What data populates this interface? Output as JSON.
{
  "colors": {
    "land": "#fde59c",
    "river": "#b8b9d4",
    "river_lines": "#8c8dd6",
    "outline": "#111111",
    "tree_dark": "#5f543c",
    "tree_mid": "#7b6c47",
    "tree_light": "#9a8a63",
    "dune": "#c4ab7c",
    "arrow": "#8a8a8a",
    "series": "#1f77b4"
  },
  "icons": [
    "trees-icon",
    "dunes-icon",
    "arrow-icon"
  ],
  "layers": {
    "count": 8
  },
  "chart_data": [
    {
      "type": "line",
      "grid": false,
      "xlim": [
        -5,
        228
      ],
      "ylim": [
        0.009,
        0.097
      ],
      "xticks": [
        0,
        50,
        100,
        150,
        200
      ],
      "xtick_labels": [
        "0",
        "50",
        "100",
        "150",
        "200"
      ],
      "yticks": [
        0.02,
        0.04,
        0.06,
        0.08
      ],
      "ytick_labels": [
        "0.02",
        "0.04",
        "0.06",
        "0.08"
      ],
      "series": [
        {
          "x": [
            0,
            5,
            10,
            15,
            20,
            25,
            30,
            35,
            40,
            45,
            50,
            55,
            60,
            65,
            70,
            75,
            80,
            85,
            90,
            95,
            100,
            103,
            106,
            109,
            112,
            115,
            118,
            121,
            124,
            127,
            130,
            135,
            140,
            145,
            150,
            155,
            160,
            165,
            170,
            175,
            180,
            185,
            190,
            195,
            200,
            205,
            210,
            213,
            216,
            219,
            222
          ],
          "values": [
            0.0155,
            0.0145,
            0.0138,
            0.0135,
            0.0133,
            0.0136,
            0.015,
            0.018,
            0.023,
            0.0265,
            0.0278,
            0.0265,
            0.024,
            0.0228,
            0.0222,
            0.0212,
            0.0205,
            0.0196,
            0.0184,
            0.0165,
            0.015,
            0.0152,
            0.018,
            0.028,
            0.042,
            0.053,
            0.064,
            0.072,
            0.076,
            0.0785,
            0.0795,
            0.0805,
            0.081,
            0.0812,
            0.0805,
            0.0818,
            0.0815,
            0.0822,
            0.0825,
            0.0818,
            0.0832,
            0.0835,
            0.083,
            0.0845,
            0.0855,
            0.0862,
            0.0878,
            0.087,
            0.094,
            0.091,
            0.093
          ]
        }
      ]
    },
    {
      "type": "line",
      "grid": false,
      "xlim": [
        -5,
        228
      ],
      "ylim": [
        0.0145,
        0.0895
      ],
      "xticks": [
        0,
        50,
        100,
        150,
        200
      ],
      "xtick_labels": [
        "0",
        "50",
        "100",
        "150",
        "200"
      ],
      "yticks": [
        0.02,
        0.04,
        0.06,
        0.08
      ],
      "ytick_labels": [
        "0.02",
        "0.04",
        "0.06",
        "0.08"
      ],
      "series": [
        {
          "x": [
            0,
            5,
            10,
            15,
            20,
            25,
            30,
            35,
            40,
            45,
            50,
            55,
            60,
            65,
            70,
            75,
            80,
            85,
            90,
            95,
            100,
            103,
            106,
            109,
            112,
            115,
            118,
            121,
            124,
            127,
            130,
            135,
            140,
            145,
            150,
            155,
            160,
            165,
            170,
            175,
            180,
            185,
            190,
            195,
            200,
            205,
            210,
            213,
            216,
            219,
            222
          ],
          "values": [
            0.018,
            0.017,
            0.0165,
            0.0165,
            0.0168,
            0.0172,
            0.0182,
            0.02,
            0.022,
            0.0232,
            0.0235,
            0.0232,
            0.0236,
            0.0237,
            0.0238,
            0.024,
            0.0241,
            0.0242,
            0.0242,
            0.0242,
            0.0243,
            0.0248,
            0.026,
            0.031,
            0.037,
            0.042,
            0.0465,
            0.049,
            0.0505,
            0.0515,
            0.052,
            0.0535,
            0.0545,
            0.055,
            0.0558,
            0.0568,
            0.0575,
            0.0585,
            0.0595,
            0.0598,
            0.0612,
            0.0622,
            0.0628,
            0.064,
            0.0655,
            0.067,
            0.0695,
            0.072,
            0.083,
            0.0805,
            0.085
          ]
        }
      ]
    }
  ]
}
-*-*-
§ **Goal of the exercise**
All of the material above needs to be retyped word for word.

§ **The response**
What data populates this interface? Output as JSON.
{
  "colors": {
    "land": "#fde59c",
    "river": "#b8b9d4",
    "river_lines": "#8c8dd6",
    "outline": "#111111",
    "tree_dark": "#5f543c",
    "tree_mid": "#7b6c47",
    "tree_light": "#9a8a63",
    "dune": "#c4ab7c",
    "arrow": "#8a8a8a",
    "series": "#1f77b4"
  },
  "icons": [
    "trees-icon",
    "dunes-icon",
    "arrow-icon"
  ],
  "layers": {
    "count": 8
  },
  "chart_data": [
    {
      "type": "line",
      "grid": false,
      "xlim": [
        -5,
        228
      ],
      "ylim": [
        0.009,
        0.097
      ],
      "xticks": [
        0,
        50,
        100,
        150,
        200
      ],
      "xtick_labels": [
        "0",
        "50",
        "100",
        "150",
        "200"
      ],
      "yticks": [
        0.02,
        0.04,
        0.06,
        0.08
      ],
      "ytick_labels": [
        "0.02",
        "0.04",
        "0.06",
        "0.08"
      ],
      "series": [
        {
          "x": [
            0,
            5,
            10,
            15,
            20,
            25,
            30,
            35,
            40,
            45,
            50,
            55,
            60,
            65,
            70,
            75,
            80,
            85,
            90,
            95,
            100,
            103,
            106,
            109,
            112,
            115,
            118,
            121,
            124,
            127,
            130,
            135,
            140,
            145,
            150,
            155,
            160,
            165,
            170,
            175,
            180,
            185,
            190,
            195,
            200,
            205,
            210,
            213,
            216,
            219,
            222
          ],
          "values": [
            0.0155,
            0.0145,
            0.0138,
            0.0135,
            0.0133,
            0.0136,
            0.015,
            0.018,
            0.023,
            0.0265,
            0.0278,
            0.0265,
            0.024,
            0.0228,
            0.0222,
            0.0212,
            0.0205,
            0.0196,
            0.0184,
            0.0165,
            0.015,
            0.0152,
            0.018,
            0.028,
            0.042,
            0.053,
            0.064,
            0.072,
            0.076,
            0.0785,
            0.0795,
            0.0805,
            0.081,
            0.0812,
            0.0805,
            0.0818,
            0.0815,
            0.0822,
            0.0825,
            0.0818,
            0.0832,
            0.0835,
            0.083,
            0.0845,
            0.0855,
            0.0862,
            0.0878,
            0.087,
            0.094,
            0.091,
            0.093
          ]
        }
      ]
    },
    {
      "type": "line",
      "grid": false,
      "xlim": [
        -5,
        228
      ],
      "ylim": [
        0.0145,
        0.0895
      ],
      "xticks": [
        0,
        50,
        100,
        150,
        200
      ],
      "xtick_labels": [
        "0",
        "50",
        "100",
        "150",
        "200"
      ],
      "yticks": [
        0.02,
        0.04,
        0.06,
        0.08
      ],
      "ytick_labels": [
        "0.02",
        "0.04",
        "0.06",
        "0.08"
      ],
      "series": [
        {
          "x": [
            0,
            5,
            10,
            15,
            20,
            25,
            30,
            35,
            40,
            45,
            50,
            55,
            60,
            65,
            70,
            75,
            80,
            85,
            90,
            95,
            100,
            103,
            106,
            109,
            112,
            115,
            118,
            121,
            124,
            127,
            130,
            135,
            140,
            145,
            150,
            155,
            160,
            165,
            170,
            175,
            180,
            185,
            190,
            195,
            200,
            205,
            210,
            213,
            216,
            219,
            222
          ],
          "values": [
            0.018,
            0.017,
            0.0165,
            0.0165,
            0.0168,
            0.0172,
            0.0182,
            0.02,
            0.022,
            0.0232,
            0.0235,
            0.0232,
            0.0236,
            0.0237,
            0.0238,
            0.024,
            0.0241,
            0.0242,
            0.0242,
            0.0242,
            0.0243,
            0.0248,
            0.026,
            0.031,
            0.037,
            0.042,
            0.0465,
            0.049,
            0.0505,
            0.0515,
            0.052,
            0.0535,
            0.0545,
            0.055,
            0.0558,
            0.0568,
            0.0575,
            0.0585,
            0.0595,
            0.0598,
            0.0612,
            0.0622,
            0.0628,
            0.064,
            0.0655,
            0.067,
            0.0695,
            0.072,
            0.083,
            0.0805,
            0.085
          ]
        }
      ]
    }
  ]
}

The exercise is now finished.